» TASK GOAL: Go through the entries below, tally each line with the string "JSON", and give the final number by itself.
::::
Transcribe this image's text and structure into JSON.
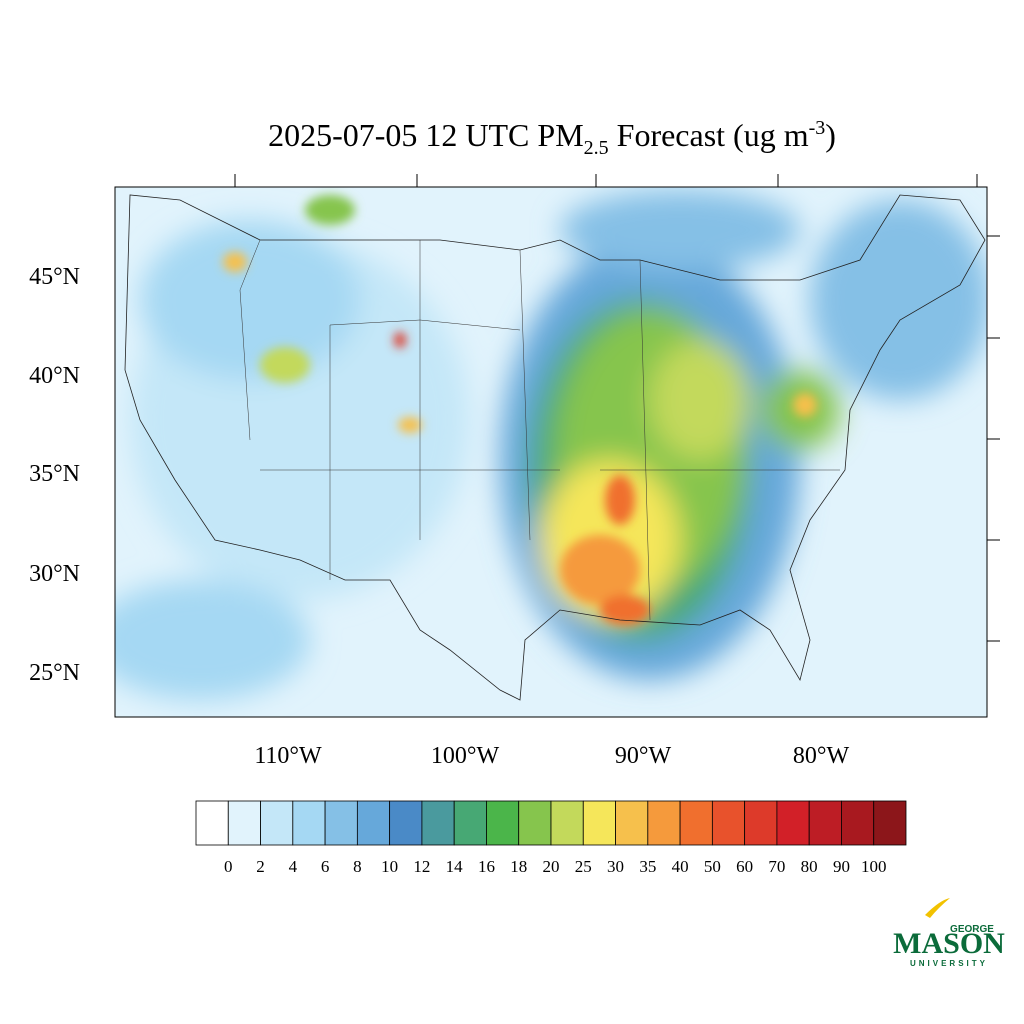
{
  "title": {
    "main": "2025-07-05 12 UTC PM",
    "sub": "2.5",
    "rest": " Forecast (ug m",
    "sup": "-3",
    "end": ")"
  },
  "map": {
    "lat_labels": [
      "45°N",
      "40°N",
      "35°N",
      "30°N",
      "25°N"
    ],
    "lon_labels": [
      "110°W",
      "100°W",
      "90°W",
      "80°W"
    ]
  },
  "colorbar": {
    "colors": [
      "#ffffff",
      "#e1f3fc",
      "#c4e7f8",
      "#a5d8f3",
      "#85c0e6",
      "#66a8da",
      "#4a8ac7",
      "#4a9a9e",
      "#47a874",
      "#4bb54a",
      "#86c54d",
      "#c3d95b",
      "#f5e65a",
      "#f6c04c",
      "#f59a3c",
      "#f06f2e",
      "#e8522c",
      "#dd3a2a",
      "#d22028",
      "#bd1d25",
      "#a8191f",
      "#8c161a"
    ],
    "labels": [
      "0",
      "2",
      "4",
      "6",
      "8",
      "10",
      "12",
      "14",
      "16",
      "18",
      "20",
      "25",
      "30",
      "35",
      "40",
      "50",
      "60",
      "70",
      "80",
      "90",
      "100"
    ]
  },
  "logo": {
    "top": "GEORGE",
    "main": "MASON",
    "bottom": "UNIVERSITY"
  }
}
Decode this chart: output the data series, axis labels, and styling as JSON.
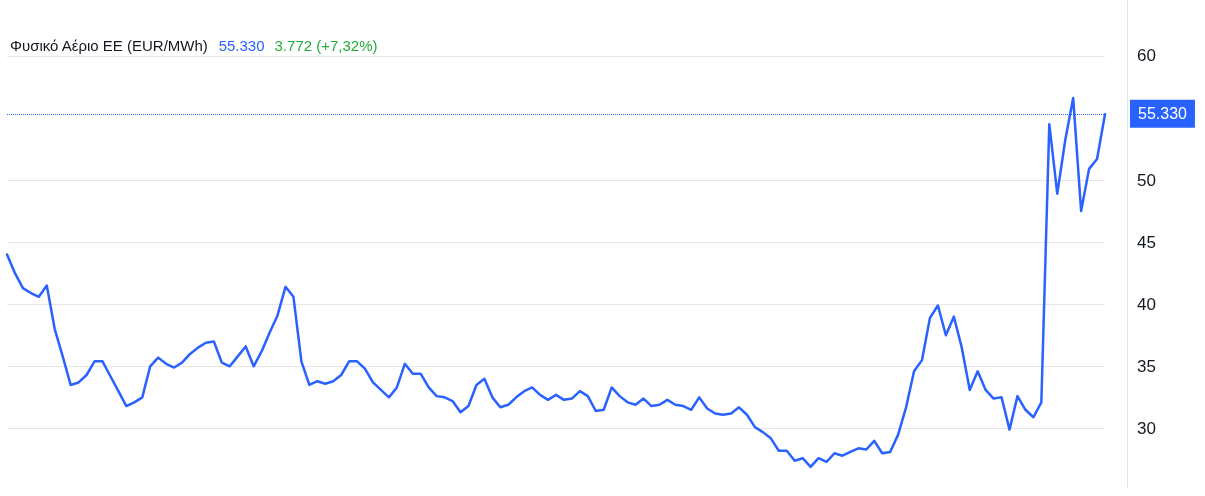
{
  "chart_data": {
    "type": "line",
    "title": "Φυσικό Αέριο ΕΕ (EUR/MWh)",
    "annotations": [
      "55.330",
      "3.772 (+7,32%)"
    ],
    "categories": [
      null,
      null,
      null,
      null,
      null,
      null,
      null,
      null,
      null,
      null,
      null,
      null,
      null,
      null,
      null,
      null,
      null,
      null,
      null,
      null,
      null,
      null,
      null,
      null,
      null,
      null,
      null,
      null,
      null,
      null,
      null,
      null,
      null,
      null,
      null,
      null,
      null,
      null,
      null,
      null,
      null,
      null,
      null,
      null,
      null,
      null,
      null,
      null,
      null,
      null,
      null,
      null,
      null,
      null,
      null,
      null,
      null,
      null,
      null,
      null,
      null,
      null,
      null,
      null,
      null,
      null,
      null,
      null,
      null,
      null,
      null,
      null,
      null,
      null,
      null,
      null,
      null,
      null,
      null,
      null,
      null,
      null,
      null,
      null,
      null,
      null,
      null,
      null,
      null,
      null,
      null,
      null,
      null,
      null,
      null,
      null,
      null,
      null,
      null,
      null,
      null,
      null,
      null,
      null,
      null,
      null,
      null,
      null,
      null,
      null,
      null,
      null,
      null,
      null,
      null,
      null,
      null,
      null,
      null,
      null,
      null,
      null,
      null,
      null,
      null,
      null,
      null,
      null,
      null,
      null,
      null,
      null,
      null,
      null,
      null,
      null,
      null,
      null,
      null
    ],
    "series": [
      {
        "color": "#2962ff",
        "values": [
          44.0,
          42.5,
          41.3,
          40.9,
          40.6,
          41.5,
          38.0,
          35.8,
          33.5,
          33.7,
          34.3,
          35.4,
          35.4,
          34.2,
          33.0,
          31.8,
          32.1,
          32.5,
          35.0,
          35.7,
          35.2,
          34.9,
          35.3,
          36.0,
          36.5,
          36.9,
          37.0,
          35.3,
          35.0,
          35.8,
          36.6,
          35.0,
          36.2,
          37.7,
          39.1,
          41.4,
          40.6,
          35.4,
          33.5,
          33.8,
          33.6,
          33.8,
          34.3,
          35.4,
          35.4,
          34.8,
          33.7,
          33.1,
          32.5,
          33.3,
          35.2,
          34.4,
          34.4,
          33.3,
          32.6,
          32.5,
          32.2,
          31.3,
          31.8,
          33.5,
          34.0,
          32.5,
          31.7,
          31.9,
          32.5,
          33.0,
          33.3,
          32.7,
          32.3,
          32.7,
          32.3,
          32.4,
          33.0,
          32.6,
          31.4,
          31.5,
          33.3,
          32.6,
          32.1,
          31.9,
          32.4,
          31.8,
          31.9,
          32.3,
          31.9,
          31.8,
          31.5,
          32.5,
          31.6,
          31.2,
          31.1,
          31.2,
          31.7,
          31.1,
          30.1,
          29.7,
          29.2,
          28.2,
          28.2,
          27.4,
          27.6,
          26.9,
          27.6,
          27.3,
          28.0,
          27.8,
          28.1,
          28.4,
          28.3,
          29.0,
          28.0,
          28.1,
          29.5,
          31.7,
          34.6,
          35.5,
          38.9,
          39.9,
          37.5,
          39.0,
          36.5,
          33.1,
          34.6,
          33.1,
          32.4,
          32.5,
          29.9,
          32.6,
          31.5,
          30.9,
          32.1,
          54.5,
          48.9,
          53.2,
          56.6,
          47.5,
          50.9,
          51.7,
          55.3
        ]
      }
    ],
    "ylim": [
      25.2,
      64.5
    ],
    "yticks": [
      30,
      35,
      40,
      45,
      50,
      60
    ],
    "grid": "y",
    "marker": "none",
    "line_style": "solid",
    "ref_lines": [
      {
        "axis": "y",
        "value": 55.33,
        "label": "55.330",
        "color": "#2962ff",
        "line_style": "dotted"
      }
    ]
  }
}
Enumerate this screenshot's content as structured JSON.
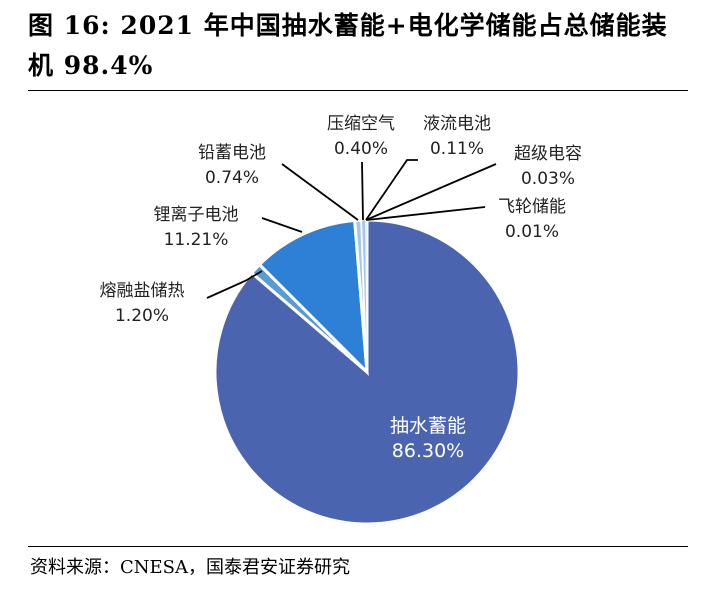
{
  "title": "图 16: 2021 年中国抽水蓄能+电化学储能占总储能装机 98.4%",
  "source": "资料来源：CNESA，国泰君安证券研究",
  "colors": {
    "pumped_hydro": "#4a64b0",
    "lithium": "#2e7fd6",
    "molten_salt": "#5b9bd5",
    "small": "#a9c6e8",
    "leader": "#000000"
  },
  "chart_data": {
    "type": "pie",
    "title": "图 16: 2021 年中国抽水蓄能+电化学储能占总储能装机 98.4%",
    "start_angle_deg": 0,
    "direction": "clockwise",
    "slices": [
      {
        "name": "抽水蓄能",
        "value": 86.3,
        "label": "86.30%",
        "color": "#4a64b0"
      },
      {
        "name": "熔融盐储热",
        "value": 1.2,
        "label": "1.20%",
        "color": "#5b9bd5"
      },
      {
        "name": "锂离子电池",
        "value": 11.21,
        "label": "11.21%",
        "color": "#2e7fd6"
      },
      {
        "name": "铅蓄电池",
        "value": 0.74,
        "label": "0.74%",
        "color": "#a9c6e8"
      },
      {
        "name": "压缩空气",
        "value": 0.4,
        "label": "0.40%",
        "color": "#a9c6e8"
      },
      {
        "name": "液流电池",
        "value": 0.11,
        "label": "0.11%",
        "color": "#a9c6e8"
      },
      {
        "name": "超级电容",
        "value": 0.03,
        "label": "0.03%",
        "color": "#a9c6e8"
      },
      {
        "name": "飞轮储能",
        "value": 0.01,
        "label": "0.01%",
        "color": "#a9c6e8"
      }
    ]
  }
}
::::
» RESPONSE TO THE TASK: 3